** Start Extract to read **

That gives you A and B of the dominant term in the sum.

You take that term away and proceed the same way until only 'noise' is left.
 
This method is described e.g. here under name
 DIMSUM, an acronym for DIMension of a SUM of exponentials
http://biocyb.cs.ucla.edu/dimsum/abstract.html

SEARCH TERM was: peel sum of exponentials

I would (for your application in particular) cobine that with Markov Chain,
as done here:
http://www.blackwell-synergy.com/links/doi/10.1111/j.1467-985X.2004.00335.x/abs/?cookieSet=1

He decided just two terms are relevant. I wonder what the clever
approach would do with his data.

Hedgie

Request for Answer Clarification by crowlogic-ga on 22 May 2005 12:41 PDT
Actually, an iterative procedure is not usable for me. I will be
fitting many thousand curves per second and an iterative procedure is
much slower and not gauranteed to converge to a solution.

Clarification of Answer by hedgie-ga on 22 May 2005 22:31 PDT
Crow logic,

     As I am re-reading Kaufman's paper: 


1) You formulate eq (4) as linear combinations of I[k](x) and x^k 
    You need some initial estimate of b[i] to evaluate I[k],  don't you?

2) You determine c[i] and d[i] defined from eq (4) -
      by simple inversion of 2N x 2N matrix

 After the Eq (7) it says: the B[i] are roots of polynomial (8) with
coefficients c[i]

3) You solve for B[i] by ITERATIVE method, using standard library.

** End Extract to read **

* [Challenges]
1) Rewrite the paragraph in the thread that begins "Actually, an iterative procedure" more briefly, keeping its main facts.
2) According to the thread, what does the acronym DIMSUM stand for?
3) Copy the thread's text between "You take that" and "with his data.", inclusive.
Rely only on the thread for your answers.

** Start Supplied material **

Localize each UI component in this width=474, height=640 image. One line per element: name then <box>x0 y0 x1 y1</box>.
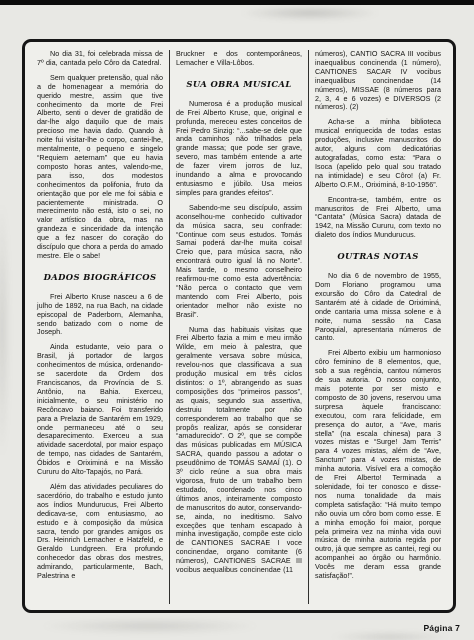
section-heading-dados-biograficos: DADOS BIOGRÁFICOS <box>37 272 163 282</box>
paragraph: Bruckner e dos contemporâneos, Lemacher … <box>176 50 302 68</box>
paragraph: Sabendo-me seu discípulo, assim aconselh… <box>176 204 302 320</box>
scanned-magazine-page: { "document": { "page_number": "Página 7… <box>0 0 474 640</box>
article-frame: No dia 31, foi celebrada missa de 7º dia… <box>22 39 456 613</box>
page-number: Página 7 <box>423 623 460 633</box>
text-column-2: Bruckner e dos contemporâneos, Lemacher … <box>169 50 309 604</box>
top-scan-bar <box>0 0 474 5</box>
text-column-1: No dia 31, foi celebrada missa de 7º dia… <box>31 50 169 604</box>
scan-smudge <box>0 200 10 460</box>
section-heading-sua-obra-musical: SUA OBRA MUSICAL <box>176 79 302 89</box>
paragraph: Acha-se a minha biblioteca musical enriq… <box>315 118 441 189</box>
scan-smudge <box>40 618 260 634</box>
paragraph: Ainda estudante, veio para o Brasil, já … <box>37 343 163 477</box>
paragraph: Numerosa é a produção musical de Frei Al… <box>176 100 302 198</box>
paragraph: No dia 31, foi celebrada missa de 7º dia… <box>37 50 163 68</box>
scan-smudge <box>240 6 380 20</box>
paragraph: Sem qualquer pretensão, qual não a de ho… <box>37 74 163 261</box>
paragraph: No dia 6 de novembro de 1955, Dom Floria… <box>315 272 441 343</box>
paragraph: números), CANTIO SACRA III vocibus inaeq… <box>315 50 441 112</box>
column-layout: No dia 31, foi celebrada missa de 7º dia… <box>31 50 447 604</box>
paragraph: Numa das habituais visitas que Frei Albe… <box>176 326 302 575</box>
paragraph: Além das atividades peculiares do sacerd… <box>37 483 163 581</box>
paragraph: Frei Alberto Kruse nasceu a 6 de julho d… <box>37 293 163 338</box>
paragraph: Frei Alberto exibiu um harmonioso côro f… <box>315 349 441 581</box>
text-column-3: números), CANTIO SACRA III vocibus inaeq… <box>309 50 447 604</box>
paragraph: Encontra-se, também, entre os manuscrito… <box>315 196 441 241</box>
scan-smudge <box>330 632 450 640</box>
section-heading-outras-notas: OUTRAS NOTAS <box>315 251 441 261</box>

** End Supplied material **

* [The answers]
1) An iterative procedure won't work for me: I need to fit many thousand curves per second, and iteration is much slower and may not converge to a solution.

2) DIMension of a SUM of exponentials.

3)
You take that term away and proceed the same way until only 'noise' is left.
 
This method is described e.g. here under name
 DIMSUM, an acronym for DIMension of a SUM of exponentials
http://biocyb.cs.ucla.edu/dimsum/abstract.html

SEARCH TERM was: peel sum of exponentials

I would (for your application in particular) cobine that with Markov Chain,
as done here:
http://www.blackwell-synergy.com/links/doi/10.1111/j.1467-985X.2004.00335.x/abs/?cookieSet=1

He decided just two terms are relevant. I wonder what the clever
approach would do with his data.